§ Goal: Exclude the pictures, then copy all remaining records exactly.
— Start —
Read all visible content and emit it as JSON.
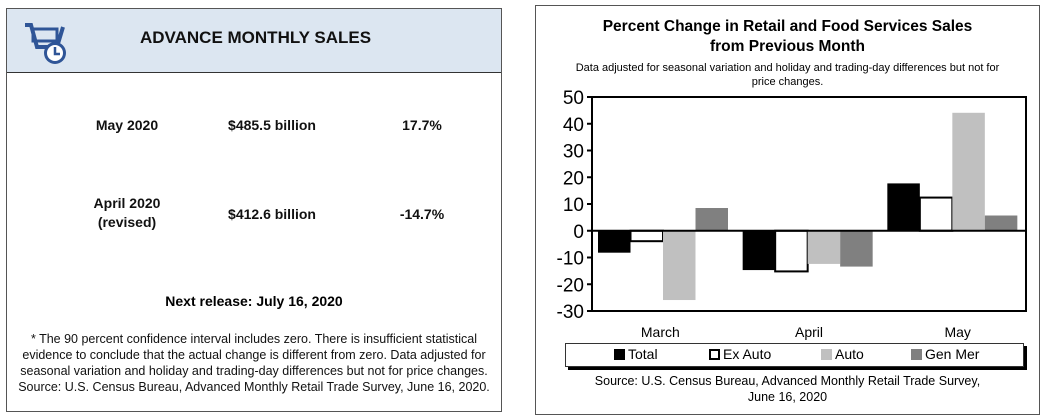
{
  "left_panel": {
    "title": "ADVANCE MONTHLY SALES",
    "icon": "shopping-cart-clock-icon",
    "rows": [
      {
        "label": "May 2020",
        "sublabel": "",
        "amount": "$485.5 billion",
        "change": "17.7%"
      },
      {
        "label": "April 2020",
        "sublabel": "(revised)",
        "amount": "$412.6 billion",
        "change": "-14.7%"
      }
    ],
    "next_release": "Next release: July 16, 2020",
    "footnote": "* The 90 percent confidence interval includes zero. There is insufficient statistical evidence to conclude that the actual change is different from zero. Data adjusted for seasonal variation and holiday and trading-day differences but not for price changes. Source: U.S. Census Bureau, Advanced Monthly Retail Trade Survey, June 16, 2020."
  },
  "chart_data": {
    "type": "bar",
    "title": "Percent Change in Retail and Food Services Sales from Previous Month",
    "subtitle": "Data adjusted for seasonal variation and holiday and trading-day differences but not for price changes.",
    "categories": [
      "March",
      "April",
      "May"
    ],
    "series": [
      {
        "name": "Total",
        "color": "#000000",
        "values": [
          -8.2,
          -14.7,
          17.7
        ]
      },
      {
        "name": "Ex Auto",
        "color": "#ffffff",
        "values": [
          -3.9,
          -15.2,
          12.4
        ]
      },
      {
        "name": "Auto",
        "color": "#c0c0c0",
        "values": [
          -25.9,
          -12.4,
          44.1
        ]
      },
      {
        "name": "Gen Mer",
        "color": "#808080",
        "values": [
          8.5,
          -13.4,
          5.7
        ]
      }
    ],
    "yticks": [
      "50",
      "40",
      "30",
      "20",
      "10",
      "0",
      "-10",
      "-20",
      "-30"
    ],
    "ylim": [
      -30,
      50
    ],
    "legend_position": "bottom",
    "source": "Source: U.S. Census Bureau, Advanced Monthly Retail Trade Survey, June 16, 2020"
  }
}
— End —
§ In response:
Read all visible content and emit it as JSON.
{
  "left_panel": {
    "title": "ADVANCE MONTHLY SALES",
    "icon": "shopping-cart-clock-icon",
    "rows": [
      {
        "label": "May 2020",
        "sublabel": "",
        "amount": "$485.5 billion",
        "change": "17.7%"
      },
      {
        "label": "April 2020",
        "sublabel": "(revised)",
        "amount": "$412.6 billion",
        "change": "-14.7%"
      }
    ],
    "next_release": "Next release: July 16, 2020",
    "footnote": "* The 90 percent confidence interval includes zero. There is insufficient statistical evidence to conclude that the actual change is different from zero. Data adjusted for seasonal variation and holiday and trading-day differences but not for price changes. Source: U.S. Census Bureau, Advanced Monthly Retail Trade Survey, June 16, 2020."
  },
  "chart_data": {
    "type": "bar",
    "title": "Percent Change in Retail and Food Services Sales from Previous Month",
    "subtitle": "Data adjusted for seasonal variation and holiday and trading-day differences but not for price changes.",
    "categories": [
      "March",
      "April",
      "May"
    ],
    "series": [
      {
        "name": "Total",
        "color": "#000000",
        "values": [
          -8.2,
          -14.7,
          17.7
        ]
      },
      {
        "name": "Ex Auto",
        "color": "#ffffff",
        "values": [
          -3.9,
          -15.2,
          12.4
        ]
      },
      {
        "name": "Auto",
        "color": "#c0c0c0",
        "values": [
          -25.9,
          -12.4,
          44.1
        ]
      },
      {
        "name": "Gen Mer",
        "color": "#808080",
        "values": [
          8.5,
          -13.4,
          5.7
        ]
      }
    ],
    "yticks": [
      "50",
      "40",
      "30",
      "20",
      "10",
      "0",
      "-10",
      "-20",
      "-30"
    ],
    "ylim": [
      -30,
      50
    ],
    "legend_position": "bottom",
    "source": "Source: U.S. Census Bureau, Advanced Monthly Retail Trade Survey, June 16, 2020"
  }
}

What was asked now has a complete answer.